_STATED PROBLEM_
Entries follow. Set all of them down as they stand.

_ENTRIES_
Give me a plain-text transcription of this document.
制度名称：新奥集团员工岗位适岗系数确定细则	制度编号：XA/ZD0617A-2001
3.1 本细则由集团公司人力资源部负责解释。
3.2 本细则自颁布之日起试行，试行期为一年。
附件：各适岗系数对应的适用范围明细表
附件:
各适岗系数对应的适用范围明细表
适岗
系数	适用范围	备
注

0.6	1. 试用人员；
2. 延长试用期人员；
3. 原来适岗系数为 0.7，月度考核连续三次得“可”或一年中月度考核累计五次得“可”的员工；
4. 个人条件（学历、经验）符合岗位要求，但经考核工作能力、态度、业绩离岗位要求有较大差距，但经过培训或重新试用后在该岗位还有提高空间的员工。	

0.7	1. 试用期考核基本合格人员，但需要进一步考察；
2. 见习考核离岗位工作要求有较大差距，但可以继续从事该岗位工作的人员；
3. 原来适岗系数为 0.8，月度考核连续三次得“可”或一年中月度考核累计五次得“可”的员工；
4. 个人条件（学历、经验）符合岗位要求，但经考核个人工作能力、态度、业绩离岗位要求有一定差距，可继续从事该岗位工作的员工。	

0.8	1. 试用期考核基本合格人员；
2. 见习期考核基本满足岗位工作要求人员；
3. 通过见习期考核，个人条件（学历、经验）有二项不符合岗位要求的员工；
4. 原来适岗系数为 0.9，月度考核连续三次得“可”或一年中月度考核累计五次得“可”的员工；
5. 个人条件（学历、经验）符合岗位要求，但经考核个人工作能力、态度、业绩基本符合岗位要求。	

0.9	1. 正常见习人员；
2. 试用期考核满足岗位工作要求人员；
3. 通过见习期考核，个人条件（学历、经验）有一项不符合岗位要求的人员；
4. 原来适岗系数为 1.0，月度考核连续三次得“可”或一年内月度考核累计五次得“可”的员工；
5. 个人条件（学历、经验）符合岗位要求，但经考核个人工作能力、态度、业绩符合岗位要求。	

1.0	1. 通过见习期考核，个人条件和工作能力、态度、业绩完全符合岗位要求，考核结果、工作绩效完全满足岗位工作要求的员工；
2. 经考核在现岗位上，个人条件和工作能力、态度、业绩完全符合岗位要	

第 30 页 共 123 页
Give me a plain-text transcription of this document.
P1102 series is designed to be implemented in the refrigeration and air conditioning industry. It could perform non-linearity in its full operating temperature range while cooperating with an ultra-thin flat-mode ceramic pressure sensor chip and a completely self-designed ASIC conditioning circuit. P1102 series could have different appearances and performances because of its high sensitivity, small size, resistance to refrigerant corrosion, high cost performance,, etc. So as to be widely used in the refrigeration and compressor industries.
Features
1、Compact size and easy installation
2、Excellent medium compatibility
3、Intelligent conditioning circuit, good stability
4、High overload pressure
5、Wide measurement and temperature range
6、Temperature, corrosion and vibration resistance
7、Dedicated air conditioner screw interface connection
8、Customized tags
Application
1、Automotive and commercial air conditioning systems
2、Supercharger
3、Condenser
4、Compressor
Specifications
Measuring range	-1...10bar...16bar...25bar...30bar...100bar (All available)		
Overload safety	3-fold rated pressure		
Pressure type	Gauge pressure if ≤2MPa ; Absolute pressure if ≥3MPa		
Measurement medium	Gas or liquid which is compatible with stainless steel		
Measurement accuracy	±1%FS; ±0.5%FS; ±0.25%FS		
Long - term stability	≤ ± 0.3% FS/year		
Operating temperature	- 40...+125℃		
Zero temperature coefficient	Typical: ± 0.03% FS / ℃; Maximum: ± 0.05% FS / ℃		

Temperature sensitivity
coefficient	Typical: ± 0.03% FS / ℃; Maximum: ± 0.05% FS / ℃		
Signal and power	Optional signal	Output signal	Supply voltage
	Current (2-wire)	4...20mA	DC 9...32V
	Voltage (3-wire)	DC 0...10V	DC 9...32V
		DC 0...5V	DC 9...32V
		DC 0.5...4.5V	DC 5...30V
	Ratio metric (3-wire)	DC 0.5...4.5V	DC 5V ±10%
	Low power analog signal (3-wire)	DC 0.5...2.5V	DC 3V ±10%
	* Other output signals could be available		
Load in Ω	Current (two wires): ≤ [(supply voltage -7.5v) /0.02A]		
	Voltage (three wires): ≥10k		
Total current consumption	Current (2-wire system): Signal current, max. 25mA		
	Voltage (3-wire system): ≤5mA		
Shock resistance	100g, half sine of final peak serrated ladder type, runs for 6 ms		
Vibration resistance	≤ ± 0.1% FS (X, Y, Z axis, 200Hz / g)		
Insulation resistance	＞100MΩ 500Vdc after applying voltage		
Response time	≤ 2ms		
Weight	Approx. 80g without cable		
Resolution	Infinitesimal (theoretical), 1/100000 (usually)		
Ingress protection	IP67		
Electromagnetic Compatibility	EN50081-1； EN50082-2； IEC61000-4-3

_SOLUTION TO THIS TASK_
Give me a plain-text transcription of this document.
制度名称：新奥集团员工岗位适岗系数确定细则	制度编号：XA/ZD0617A-2001
3.1 本细则由集团公司人力资源部负责解释。
3.2 本细则自颁布之日起试行，试行期为一年。
附件：各适岗系数对应的适用范围明细表
附件:
各适岗系数对应的适用范围明细表
适岗
系数	适用范围	备
注

0.6	1. 试用人员；
2. 延长试用期人员；
3. 原来适岗系数为 0.7，月度考核连续三次得“可”或一年中月度考核累计五次得“可”的员工；
4. 个人条件（学历、经验）符合岗位要求，但经考核工作能力、态度、业绩离岗位要求有较大差距，但经过培训或重新试用后在该岗位还有提高空间的员工。	

0.7	1. 试用期考核基本合格人员，但需要进一步考察；
2. 见习考核离岗位工作要求有较大差距，但可以继续从事该岗位工作的人员；
3. 原来适岗系数为 0.8，月度考核连续三次得“可”或一年中月度考核累计五次得“可”的员工；
4. 个人条件（学历、经验）符合岗位要求，但经考核个人工作能力、态度、业绩离岗位要求有一定差距，可继续从事该岗位工作的员工。	

0.8	1. 试用期考核基本合格人员；
2. 见习期考核基本满足岗位工作要求人员；
3. 通过见习期考核，个人条件（学历、经验）有二项不符合岗位要求的员工；
4. 原来适岗系数为 0.9，月度考核连续三次得“可”或一年中月度考核累计五次得“可”的员工；
5. 个人条件（学历、经验）符合岗位要求，但经考核个人工作能力、态度、业绩基本符合岗位要求。	

0.9	1. 正常见习人员；
2. 试用期考核满足岗位工作要求人员；
3. 通过见习期考核，个人条件（学历、经验）有一项不符合岗位要求的人员；
4. 原来适岗系数为 1.0，月度考核连续三次得“可”或一年内月度考核累计五次得“可”的员工；
5. 个人条件（学历、经验）符合岗位要求，但经考核个人工作能力、态度、业绩符合岗位要求。	

1.0	1. 通过见习期考核，个人条件和工作能力、态度、业绩完全符合岗位要求，考核结果、工作绩效完全满足岗位工作要求的员工；
2. 经考核在现岗位上，个人条件和工作能力、态度、业绩完全符合岗位要	

第 30 页 共 123 页
Give me a plain-text transcription of this document.
P1102 series is designed to be implemented in the refrigeration and air conditioning industry. It could perform non-linearity in its full operating temperature range while cooperating with an ultra-thin flat-mode ceramic pressure sensor chip and a completely self-designed ASIC conditioning circuit. P1102 series could have different appearances and performances because of its high sensitivity, small size, resistance to refrigerant corrosion, high cost performance,, etc. So as to be widely used in the refrigeration and compressor industries.
Features
1、Compact size and easy installation
2、Excellent medium compatibility
3、Intelligent conditioning circuit, good stability
4、High overload pressure
5、Wide measurement and temperature range
6、Temperature, corrosion and vibration resistance
7、Dedicated air conditioner screw interface connection
8、Customized tags
Application
1、Automotive and commercial air conditioning systems
2、Supercharger
3、Condenser
4、Compressor
Specifications
Measuring range	-1...10bar...16bar...25bar...30bar...100bar (All available)		
Overload safety	3-fold rated pressure		
Pressure type	Gauge pressure if ≤2MPa ; Absolute pressure if ≥3MPa		
Measurement medium	Gas or liquid which is compatible with stainless steel		
Measurement accuracy	±1%FS; ±0.5%FS; ±0.25%FS		
Long - term stability	≤ ± 0.3% FS/year		
Operating temperature	- 40...+125℃		
Zero temperature coefficient	Typical: ± 0.03% FS / ℃; Maximum: ± 0.05% FS / ℃		

Temperature sensitivity
coefficient	Typical: ± 0.03% FS / ℃; Maximum: ± 0.05% FS / ℃		
Signal and power	Optional signal	Output signal	Supply voltage
	Current (2-wire)	4...20mA	DC 9...32V
	Voltage (3-wire)	DC 0...10V	DC 9...32V
		DC 0...5V	DC 9...32V
		DC 0.5...4.5V	DC 5...30V
	Ratio metric (3-wire)	DC 0.5...4.5V	DC 5V ±10%
	Low power analog signal (3-wire)	DC 0.5...2.5V	DC 3V ±10%
	* Other output signals could be available		
Load in Ω	Current (two wires): ≤ [(supply voltage -7.5v) /0.02A]		
	Voltage (three wires): ≥10k		
Total current consumption	Current (2-wire system): Signal current, max. 25mA		
	Voltage (3-wire system): ≤5mA		
Shock resistance	100g, half sine of final peak serrated ladder type, runs for 6 ms		
Vibration resistance	≤ ± 0.1% FS (X, Y, Z axis, 200Hz / g)		
Insulation resistance	＞100MΩ 500Vdc after applying voltage		
Response time	≤ 2ms		
Weight	Approx. 80g without cable		
Resolution	Infinitesimal (theoretical), 1/100000 (usually)		
Ingress protection	IP67		
Electromagnetic Compatibility	EN50081-1； EN50082-2； IEC61000-4-3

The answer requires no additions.